**Records shown**

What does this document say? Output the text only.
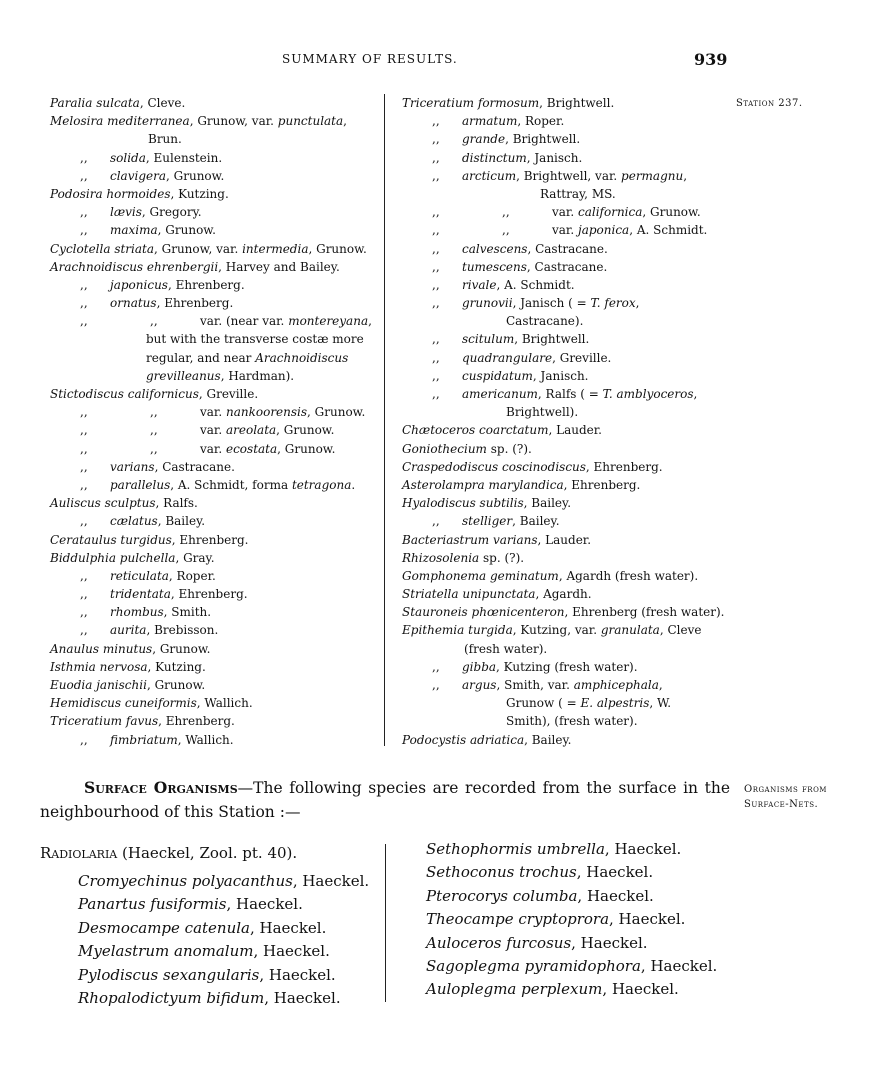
SUMMARY OF RESULTS.	939
Station 237.
Organisms from
Surface-Nets.
Paralia sulcata, Cleve.
Melosira mediterranea, Grunow, var. punctulata,
Brun.
,, solida, Eulenstein.
,, clavigera, Grunow.
Podosira hormoides, Kutzing.
,, lævis, Gregory.
,, maxima, Grunow.
Cyclotella striata, Grunow, var. intermedia, Grunow.
Arachnoidiscus ehrenbergii, Harvey and Bailey.
,, japonicus, Ehrenberg.
,, ornatus, Ehrenberg.
,,	,,	var. (near var. montereyana,
but with the transverse costæ more
regular, and near Arachnoidiscus
grevilleanus, Hardman).
Stictodiscus californicus, Greville.
,,	,,	var. nankoorensis, Grunow.
,,	,,	var. areolata, Grunow.
,,	,,	var. ecostata, Grunow.
,, varians, Castracane.
,, parallelus, A. Schmidt, forma tetragona.
Auliscus sculptus, Ralfs.
,, cælatus, Bailey.
Cerataulus turgidus, Ehrenberg.
Biddulphia pulchella, Gray.
,, reticulata, Roper.
,, tridentata, Ehrenberg.
,, rhombus, Smith.
,, aurita, Brebisson.
Anaulus minutus, Grunow.
Isthmia nervosa, Kutzing.
Euodia janischii, Grunow.
Hemidiscus cuneiformis, Wallich.
Triceratium favus, Ehrenberg.
,, fimbriatum, Wallich.
Triceratium formosum, Brightwell.
,, armatum, Roper.
,, grande, Brightwell.
,, distinctum, Janisch.
,, arcticum, Brightwell, var. permagnu,
Rattray, MS.
,,	,,	var. californica, Grunow.
,,	,,	var. japonica, A. Schmidt.
,, calvescens, Castracane.
,, tumescens, Castracane.
,, rivale, A. Schmidt.
,, grunovii, Janisch ( = T. ferox,
Castracane).
,, scitulum, Brightwell.
,, quadrangulare, Greville.
,, cuspidatum, Janisch.
,, americanum, Ralfs ( = T. amblyoceros,
Brightwell).
Chætoceros coarctatum, Lauder.
Goniothecium sp. (?).
Craspedodiscus coscinodiscus, Ehrenberg.
Asterolampra marylandica, Ehrenberg.
Hyalodiscus subtilis, Bailey.
,, stelliger, Bailey.
Bacteriastrum varians, Lauder.
Rhizosolenia sp. (?).
Gomphonema geminatum, Agardh (fresh water).
Striatella unipunctata, Agardh.
Stauroneis phœnicenteron, Ehrenberg (fresh water).
Epithemia turgida, Kutzing, var. granulata, Cleve
(fresh water).
,, gibba, Kutzing (fresh water).
,, argus, Smith, var. amphicephala,
Grunow ( = E. alpestris, W.
Smith), (fresh water).
Podocystis adriatica, Bailey.
Surface Organisms—The following species are recorded from the surface in the
neighbourhood of this Station :—
Radiolaria (Haeckel, Zool. pt. 40).
Cromyechinus polyacanthus, Haeckel.
Panartus fusiformis, Haeckel.
Desmocampe catenula, Haeckel.
Myelastrum anomalum, Haeckel.
Pylodiscus sexangularis, Haeckel.
Rhopalodictyum bifidum, Haeckel.
Sethophormis umbrella, Haeckel.
Sethoconus trochus, Haeckel.
Pterocorys columba, Haeckel.
Theocampe cryptoprora, Haeckel.
Auloceros furcosus, Haeckel.
Sagoplegma pyramidophora, Haeckel.
Auloplegma perplexum, Haeckel.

**Your objective**
What is the number of lines in the records that contain the word "Arachnoidiscus"? Answer with the number and nothing else.

**Finished task**
2